▶ _ENTRIES SHOWN_:
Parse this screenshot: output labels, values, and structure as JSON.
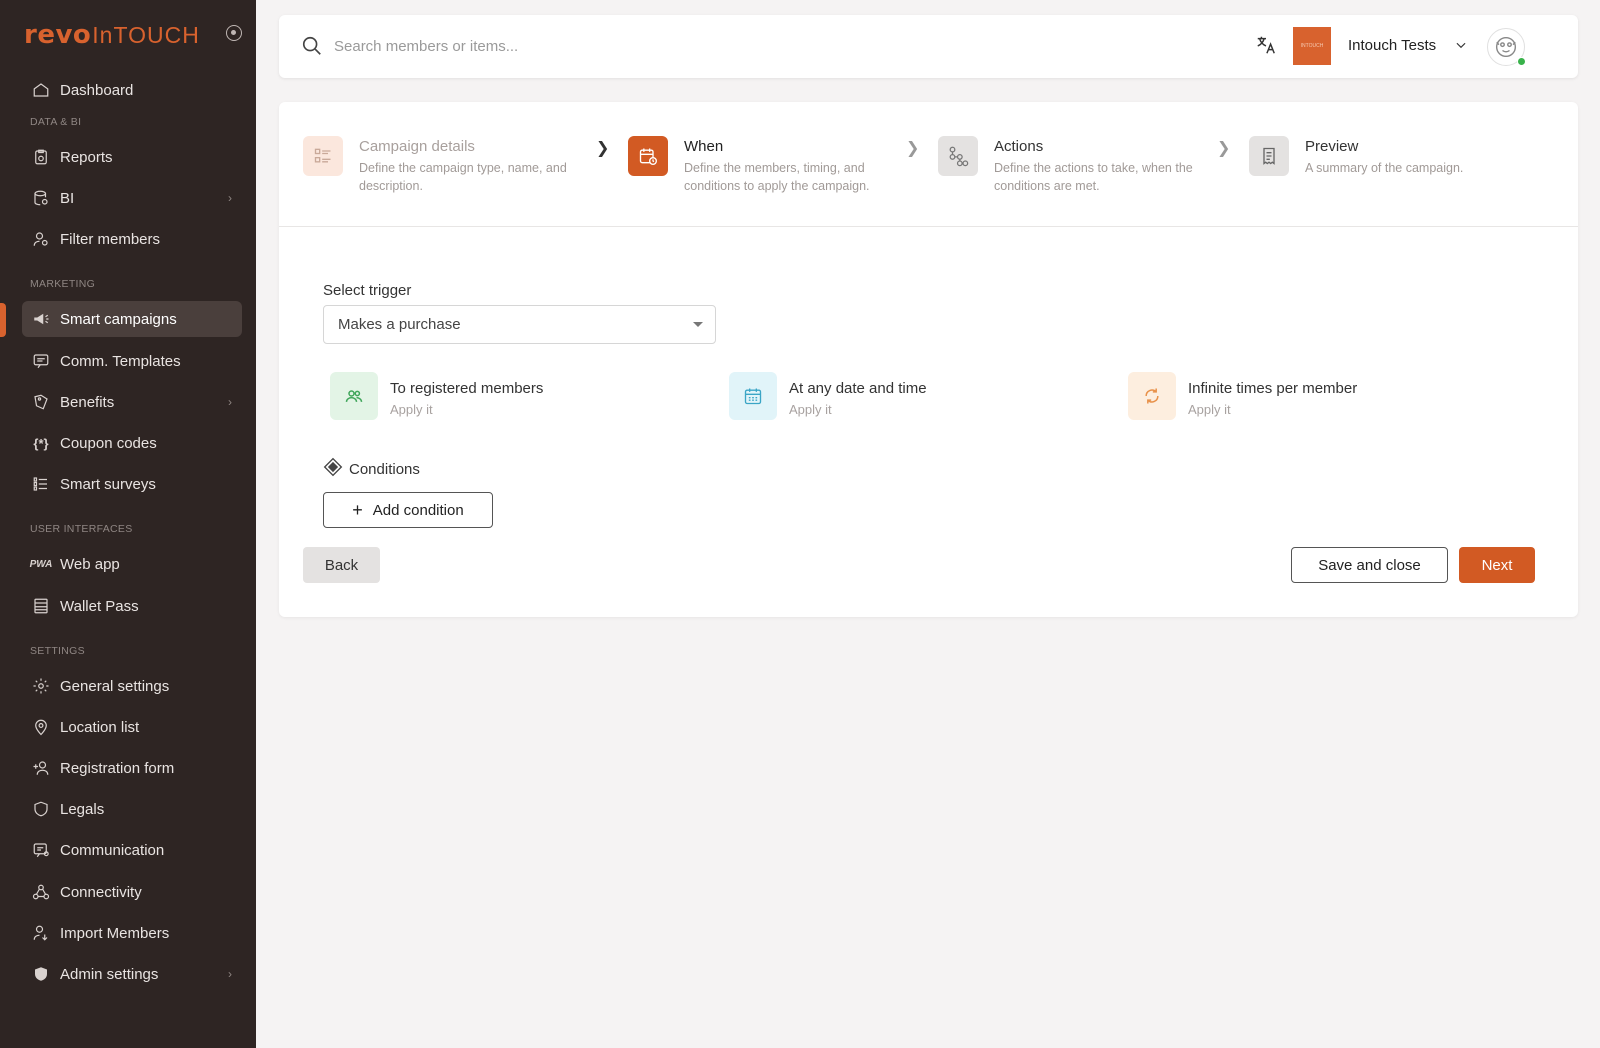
{
  "brand": {
    "logo_word": "revo",
    "logo_suffix": "InTOUCH",
    "accent_color": "#d8622e"
  },
  "sidebar": {
    "items": [
      {
        "label": "Dashboard"
      },
      {
        "section": "DATA & BI"
      },
      {
        "label": "Reports"
      },
      {
        "label": "BI"
      },
      {
        "label": "Filter members"
      },
      {
        "section": "MARKETING"
      },
      {
        "label": "Smart campaigns",
        "active": true
      },
      {
        "label": "Comm. Templates"
      },
      {
        "label": "Benefits"
      },
      {
        "label": "Coupon codes"
      },
      {
        "label": "Smart surveys"
      },
      {
        "section": "USER INTERFACES"
      },
      {
        "label": "Web app"
      },
      {
        "label": "Wallet Pass"
      },
      {
        "section": "SETTINGS"
      },
      {
        "label": "General settings"
      },
      {
        "label": "Location list"
      },
      {
        "label": "Registration form"
      },
      {
        "label": "Legals"
      },
      {
        "label": "Communication"
      },
      {
        "label": "Connectivity"
      },
      {
        "label": "Import Members"
      },
      {
        "label": "Admin settings"
      }
    ]
  },
  "topbar": {
    "search_placeholder": "Search members or items...",
    "account_name": "Intouch Tests",
    "brand_logo_text": "INTOUCH"
  },
  "steps": [
    {
      "title": "Campaign details",
      "desc": "Define the campaign type, name, and description.",
      "state": "done"
    },
    {
      "title": "When",
      "desc": "Define the members, timing, and conditions to apply the campaign.",
      "state": "current"
    },
    {
      "title": "Actions",
      "desc": "Define the actions to take, when the conditions are met.",
      "state": "pending"
    },
    {
      "title": "Preview",
      "desc": "A summary of the campaign.",
      "state": "pending"
    }
  ],
  "form": {
    "trigger_label": "Select trigger",
    "trigger_value": "Makes a purchase",
    "options": [
      {
        "title": "To registered members",
        "sub": "Apply it"
      },
      {
        "title": "At any date and time",
        "sub": "Apply it"
      },
      {
        "title": "Infinite times per member",
        "sub": "Apply it"
      }
    ],
    "conditions_label": "Conditions",
    "add_condition_label": "Add condition"
  },
  "footer": {
    "back_label": "Back",
    "save_label": "Save and close",
    "next_label": "Next"
  }
}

▶ _WHAT YOU ARE ASKED TO DO_: Search the lines for the string "title" and copy every line that has it.

▶ _REPLY_:
      "title": "Campaign details",
      "title": "When",
      "title": "Actions",
      "title": "Preview",
        "title": "To registered members",
        "title": "At any date and time",
        "title": "Infinite times per member",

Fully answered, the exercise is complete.